■ Given task
State how many lines hold the string "klanten". Give the number and nothing else.

[BEGIN Task material]

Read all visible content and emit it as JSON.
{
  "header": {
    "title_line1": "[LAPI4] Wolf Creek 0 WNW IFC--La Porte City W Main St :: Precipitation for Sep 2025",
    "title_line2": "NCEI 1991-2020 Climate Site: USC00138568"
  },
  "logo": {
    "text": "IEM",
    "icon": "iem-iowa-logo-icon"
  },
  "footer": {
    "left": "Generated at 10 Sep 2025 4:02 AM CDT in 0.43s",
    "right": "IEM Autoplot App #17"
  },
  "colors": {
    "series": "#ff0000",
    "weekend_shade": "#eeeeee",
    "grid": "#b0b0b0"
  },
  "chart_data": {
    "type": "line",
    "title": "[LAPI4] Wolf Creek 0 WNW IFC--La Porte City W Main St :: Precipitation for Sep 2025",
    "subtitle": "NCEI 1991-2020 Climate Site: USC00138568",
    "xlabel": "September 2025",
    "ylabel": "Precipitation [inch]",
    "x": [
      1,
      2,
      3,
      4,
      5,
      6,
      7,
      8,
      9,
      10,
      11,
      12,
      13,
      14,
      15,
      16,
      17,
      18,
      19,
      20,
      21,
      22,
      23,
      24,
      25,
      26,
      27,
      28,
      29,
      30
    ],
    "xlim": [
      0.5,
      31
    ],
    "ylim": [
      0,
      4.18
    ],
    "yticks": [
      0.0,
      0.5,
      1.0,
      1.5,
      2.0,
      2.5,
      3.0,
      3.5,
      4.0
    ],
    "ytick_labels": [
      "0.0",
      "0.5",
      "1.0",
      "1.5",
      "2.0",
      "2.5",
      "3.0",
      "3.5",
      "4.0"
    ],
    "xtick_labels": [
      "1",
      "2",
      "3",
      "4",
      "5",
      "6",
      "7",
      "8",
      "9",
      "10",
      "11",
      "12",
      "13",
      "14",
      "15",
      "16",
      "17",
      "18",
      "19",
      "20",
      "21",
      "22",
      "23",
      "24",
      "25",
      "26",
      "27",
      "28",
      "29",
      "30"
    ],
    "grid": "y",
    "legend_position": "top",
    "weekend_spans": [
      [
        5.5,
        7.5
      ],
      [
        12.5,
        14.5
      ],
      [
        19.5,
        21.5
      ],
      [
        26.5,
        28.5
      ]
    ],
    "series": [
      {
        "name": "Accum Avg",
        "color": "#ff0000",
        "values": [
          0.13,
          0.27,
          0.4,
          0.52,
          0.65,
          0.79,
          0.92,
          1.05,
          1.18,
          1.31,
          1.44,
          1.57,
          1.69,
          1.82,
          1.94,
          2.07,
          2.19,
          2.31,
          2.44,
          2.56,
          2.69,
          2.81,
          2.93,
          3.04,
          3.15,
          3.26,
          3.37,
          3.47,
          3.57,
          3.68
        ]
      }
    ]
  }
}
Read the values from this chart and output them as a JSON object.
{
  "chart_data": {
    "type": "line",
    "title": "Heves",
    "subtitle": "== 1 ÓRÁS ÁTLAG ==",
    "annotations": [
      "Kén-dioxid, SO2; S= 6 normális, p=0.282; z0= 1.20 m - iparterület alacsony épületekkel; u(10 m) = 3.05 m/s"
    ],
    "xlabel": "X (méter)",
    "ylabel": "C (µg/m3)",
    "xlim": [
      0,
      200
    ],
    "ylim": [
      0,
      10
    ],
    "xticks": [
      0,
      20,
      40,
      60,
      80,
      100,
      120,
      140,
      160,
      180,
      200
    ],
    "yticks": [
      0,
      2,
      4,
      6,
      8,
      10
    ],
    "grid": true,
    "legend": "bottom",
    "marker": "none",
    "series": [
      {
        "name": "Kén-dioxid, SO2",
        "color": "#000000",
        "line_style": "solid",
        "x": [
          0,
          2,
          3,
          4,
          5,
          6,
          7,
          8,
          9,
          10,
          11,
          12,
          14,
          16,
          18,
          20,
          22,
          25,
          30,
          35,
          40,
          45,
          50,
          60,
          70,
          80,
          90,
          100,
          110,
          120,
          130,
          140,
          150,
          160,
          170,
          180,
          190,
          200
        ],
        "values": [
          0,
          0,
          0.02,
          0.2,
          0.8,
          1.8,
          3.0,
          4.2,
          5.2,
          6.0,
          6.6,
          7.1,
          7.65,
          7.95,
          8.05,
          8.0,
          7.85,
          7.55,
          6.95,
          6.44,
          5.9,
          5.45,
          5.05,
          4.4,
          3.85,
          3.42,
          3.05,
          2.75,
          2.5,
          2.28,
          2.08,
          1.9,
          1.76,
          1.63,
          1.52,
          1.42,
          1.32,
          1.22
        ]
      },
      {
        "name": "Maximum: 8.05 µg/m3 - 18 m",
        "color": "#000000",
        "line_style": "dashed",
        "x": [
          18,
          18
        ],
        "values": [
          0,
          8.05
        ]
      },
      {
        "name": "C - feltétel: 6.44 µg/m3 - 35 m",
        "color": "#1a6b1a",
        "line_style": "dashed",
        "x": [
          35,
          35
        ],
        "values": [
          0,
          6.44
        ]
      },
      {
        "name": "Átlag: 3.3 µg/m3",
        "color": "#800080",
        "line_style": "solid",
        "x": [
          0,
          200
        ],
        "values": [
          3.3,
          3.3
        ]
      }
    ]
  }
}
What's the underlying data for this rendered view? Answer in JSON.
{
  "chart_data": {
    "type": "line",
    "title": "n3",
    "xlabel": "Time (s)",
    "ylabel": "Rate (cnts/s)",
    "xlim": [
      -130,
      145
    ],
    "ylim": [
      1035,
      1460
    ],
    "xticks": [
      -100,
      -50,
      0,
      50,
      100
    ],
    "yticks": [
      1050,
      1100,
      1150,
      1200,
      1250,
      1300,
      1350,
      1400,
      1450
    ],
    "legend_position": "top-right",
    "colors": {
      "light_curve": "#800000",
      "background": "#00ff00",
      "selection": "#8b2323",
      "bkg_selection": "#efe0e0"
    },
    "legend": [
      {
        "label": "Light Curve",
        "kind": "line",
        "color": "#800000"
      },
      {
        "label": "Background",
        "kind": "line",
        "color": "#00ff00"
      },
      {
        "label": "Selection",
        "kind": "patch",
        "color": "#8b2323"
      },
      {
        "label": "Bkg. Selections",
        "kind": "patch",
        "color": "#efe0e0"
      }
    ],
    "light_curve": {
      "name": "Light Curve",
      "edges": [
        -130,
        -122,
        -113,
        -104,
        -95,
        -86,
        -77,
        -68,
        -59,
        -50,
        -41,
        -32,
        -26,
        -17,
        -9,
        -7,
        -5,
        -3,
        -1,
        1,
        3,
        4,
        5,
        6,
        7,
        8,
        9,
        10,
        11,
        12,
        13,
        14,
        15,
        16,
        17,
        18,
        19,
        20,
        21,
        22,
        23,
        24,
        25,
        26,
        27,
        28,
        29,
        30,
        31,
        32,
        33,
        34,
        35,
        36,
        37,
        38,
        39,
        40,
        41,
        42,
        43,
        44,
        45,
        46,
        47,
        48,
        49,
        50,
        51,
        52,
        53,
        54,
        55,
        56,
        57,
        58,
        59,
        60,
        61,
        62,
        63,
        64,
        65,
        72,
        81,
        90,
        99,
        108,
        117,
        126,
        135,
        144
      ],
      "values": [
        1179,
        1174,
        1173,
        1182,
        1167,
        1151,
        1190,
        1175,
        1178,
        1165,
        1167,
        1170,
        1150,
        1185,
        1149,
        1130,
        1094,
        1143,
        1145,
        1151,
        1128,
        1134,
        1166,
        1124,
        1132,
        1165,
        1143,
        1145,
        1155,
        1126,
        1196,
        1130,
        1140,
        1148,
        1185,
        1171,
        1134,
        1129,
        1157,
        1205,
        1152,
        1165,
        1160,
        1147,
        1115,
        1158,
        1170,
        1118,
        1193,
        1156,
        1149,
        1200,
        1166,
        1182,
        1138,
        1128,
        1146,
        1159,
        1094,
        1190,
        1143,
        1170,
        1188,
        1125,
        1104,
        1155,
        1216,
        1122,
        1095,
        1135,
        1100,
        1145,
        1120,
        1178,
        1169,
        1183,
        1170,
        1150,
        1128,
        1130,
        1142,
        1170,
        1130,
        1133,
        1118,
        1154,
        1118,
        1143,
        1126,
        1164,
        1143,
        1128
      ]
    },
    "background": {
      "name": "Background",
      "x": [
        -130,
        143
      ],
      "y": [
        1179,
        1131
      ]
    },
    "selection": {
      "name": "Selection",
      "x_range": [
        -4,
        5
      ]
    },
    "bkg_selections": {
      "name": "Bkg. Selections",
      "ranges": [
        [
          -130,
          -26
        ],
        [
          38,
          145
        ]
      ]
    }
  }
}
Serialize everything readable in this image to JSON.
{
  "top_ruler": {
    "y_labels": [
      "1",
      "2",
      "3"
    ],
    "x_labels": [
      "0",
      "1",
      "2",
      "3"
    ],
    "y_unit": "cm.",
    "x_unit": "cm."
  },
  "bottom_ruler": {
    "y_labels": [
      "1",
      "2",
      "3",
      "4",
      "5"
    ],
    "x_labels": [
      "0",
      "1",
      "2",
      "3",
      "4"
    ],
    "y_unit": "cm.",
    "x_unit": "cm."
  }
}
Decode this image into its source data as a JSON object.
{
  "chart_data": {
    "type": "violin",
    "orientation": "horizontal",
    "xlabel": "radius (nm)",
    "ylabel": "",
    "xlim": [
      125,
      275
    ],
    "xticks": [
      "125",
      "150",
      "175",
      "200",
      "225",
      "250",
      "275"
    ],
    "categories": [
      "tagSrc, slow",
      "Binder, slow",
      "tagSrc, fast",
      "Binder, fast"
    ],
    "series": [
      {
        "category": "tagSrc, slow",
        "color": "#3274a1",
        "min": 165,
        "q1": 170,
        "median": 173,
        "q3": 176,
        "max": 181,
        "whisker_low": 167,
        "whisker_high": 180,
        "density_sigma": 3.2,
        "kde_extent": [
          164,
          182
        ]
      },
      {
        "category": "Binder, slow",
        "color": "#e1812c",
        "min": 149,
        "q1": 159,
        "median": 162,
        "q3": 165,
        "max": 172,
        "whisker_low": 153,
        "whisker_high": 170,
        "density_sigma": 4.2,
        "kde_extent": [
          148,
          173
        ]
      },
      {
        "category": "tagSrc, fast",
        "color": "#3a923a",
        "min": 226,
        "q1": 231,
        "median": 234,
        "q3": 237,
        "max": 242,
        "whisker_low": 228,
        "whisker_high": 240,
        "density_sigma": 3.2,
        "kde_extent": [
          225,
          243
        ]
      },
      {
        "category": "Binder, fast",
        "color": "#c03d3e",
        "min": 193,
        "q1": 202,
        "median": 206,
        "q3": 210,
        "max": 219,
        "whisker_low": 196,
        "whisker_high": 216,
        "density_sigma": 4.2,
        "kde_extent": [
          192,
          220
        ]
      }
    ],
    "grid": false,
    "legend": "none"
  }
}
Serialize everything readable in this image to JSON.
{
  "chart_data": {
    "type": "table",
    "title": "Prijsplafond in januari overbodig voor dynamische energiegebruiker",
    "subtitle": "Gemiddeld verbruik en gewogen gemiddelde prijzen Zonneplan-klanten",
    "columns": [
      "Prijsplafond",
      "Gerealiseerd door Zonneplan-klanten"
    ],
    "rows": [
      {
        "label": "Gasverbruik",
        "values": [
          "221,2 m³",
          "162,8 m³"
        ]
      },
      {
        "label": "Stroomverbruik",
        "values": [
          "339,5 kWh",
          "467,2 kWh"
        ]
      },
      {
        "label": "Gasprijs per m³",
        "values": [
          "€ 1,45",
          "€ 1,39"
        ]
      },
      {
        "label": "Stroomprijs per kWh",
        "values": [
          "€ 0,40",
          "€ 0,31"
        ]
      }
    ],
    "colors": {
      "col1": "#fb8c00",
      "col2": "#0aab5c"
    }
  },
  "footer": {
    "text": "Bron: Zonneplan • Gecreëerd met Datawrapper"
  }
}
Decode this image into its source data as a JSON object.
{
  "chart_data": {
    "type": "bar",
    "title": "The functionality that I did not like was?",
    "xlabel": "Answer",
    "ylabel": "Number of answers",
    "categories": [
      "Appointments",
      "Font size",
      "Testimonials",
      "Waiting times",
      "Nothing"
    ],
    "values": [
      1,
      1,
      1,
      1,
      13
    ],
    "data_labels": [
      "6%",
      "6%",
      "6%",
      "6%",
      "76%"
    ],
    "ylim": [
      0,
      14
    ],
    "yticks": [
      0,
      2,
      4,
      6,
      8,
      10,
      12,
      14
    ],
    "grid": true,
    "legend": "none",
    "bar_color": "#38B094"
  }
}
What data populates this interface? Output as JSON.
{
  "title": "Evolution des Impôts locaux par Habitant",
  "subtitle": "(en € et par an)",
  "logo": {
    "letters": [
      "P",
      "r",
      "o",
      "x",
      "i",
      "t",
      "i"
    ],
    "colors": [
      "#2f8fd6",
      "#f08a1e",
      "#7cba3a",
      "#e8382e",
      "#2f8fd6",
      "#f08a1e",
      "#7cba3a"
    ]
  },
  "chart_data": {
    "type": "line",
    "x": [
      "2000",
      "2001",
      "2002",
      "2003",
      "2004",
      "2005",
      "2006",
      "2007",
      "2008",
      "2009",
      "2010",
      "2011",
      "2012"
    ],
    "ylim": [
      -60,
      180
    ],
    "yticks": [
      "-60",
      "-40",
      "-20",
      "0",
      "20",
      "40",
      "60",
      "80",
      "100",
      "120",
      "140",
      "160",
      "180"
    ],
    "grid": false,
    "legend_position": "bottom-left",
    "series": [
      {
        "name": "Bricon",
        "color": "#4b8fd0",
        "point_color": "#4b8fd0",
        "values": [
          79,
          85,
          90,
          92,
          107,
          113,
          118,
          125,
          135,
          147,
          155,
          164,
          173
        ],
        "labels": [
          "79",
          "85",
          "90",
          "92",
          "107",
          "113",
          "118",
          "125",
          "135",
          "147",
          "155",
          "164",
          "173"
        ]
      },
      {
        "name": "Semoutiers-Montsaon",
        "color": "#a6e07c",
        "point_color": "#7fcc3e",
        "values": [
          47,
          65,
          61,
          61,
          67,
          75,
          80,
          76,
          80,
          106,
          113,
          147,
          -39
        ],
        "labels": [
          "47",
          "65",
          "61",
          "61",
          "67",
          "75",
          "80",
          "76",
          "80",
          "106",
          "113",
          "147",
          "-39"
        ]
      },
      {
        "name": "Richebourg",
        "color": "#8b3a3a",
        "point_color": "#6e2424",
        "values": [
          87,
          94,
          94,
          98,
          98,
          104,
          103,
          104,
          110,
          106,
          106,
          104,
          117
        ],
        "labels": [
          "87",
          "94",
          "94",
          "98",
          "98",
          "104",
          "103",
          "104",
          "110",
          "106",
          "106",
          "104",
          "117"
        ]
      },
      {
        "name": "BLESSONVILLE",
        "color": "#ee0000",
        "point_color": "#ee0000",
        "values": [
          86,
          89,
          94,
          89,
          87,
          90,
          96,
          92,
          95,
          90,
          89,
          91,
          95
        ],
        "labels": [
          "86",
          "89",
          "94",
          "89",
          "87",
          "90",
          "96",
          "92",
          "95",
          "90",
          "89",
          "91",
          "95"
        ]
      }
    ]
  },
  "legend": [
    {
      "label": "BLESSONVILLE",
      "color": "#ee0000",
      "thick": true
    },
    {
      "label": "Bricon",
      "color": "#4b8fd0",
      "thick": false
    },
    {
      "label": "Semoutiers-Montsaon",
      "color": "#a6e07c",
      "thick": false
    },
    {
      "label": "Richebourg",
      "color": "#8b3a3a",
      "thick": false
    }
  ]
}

[END Task material]

■ Completed exercise
2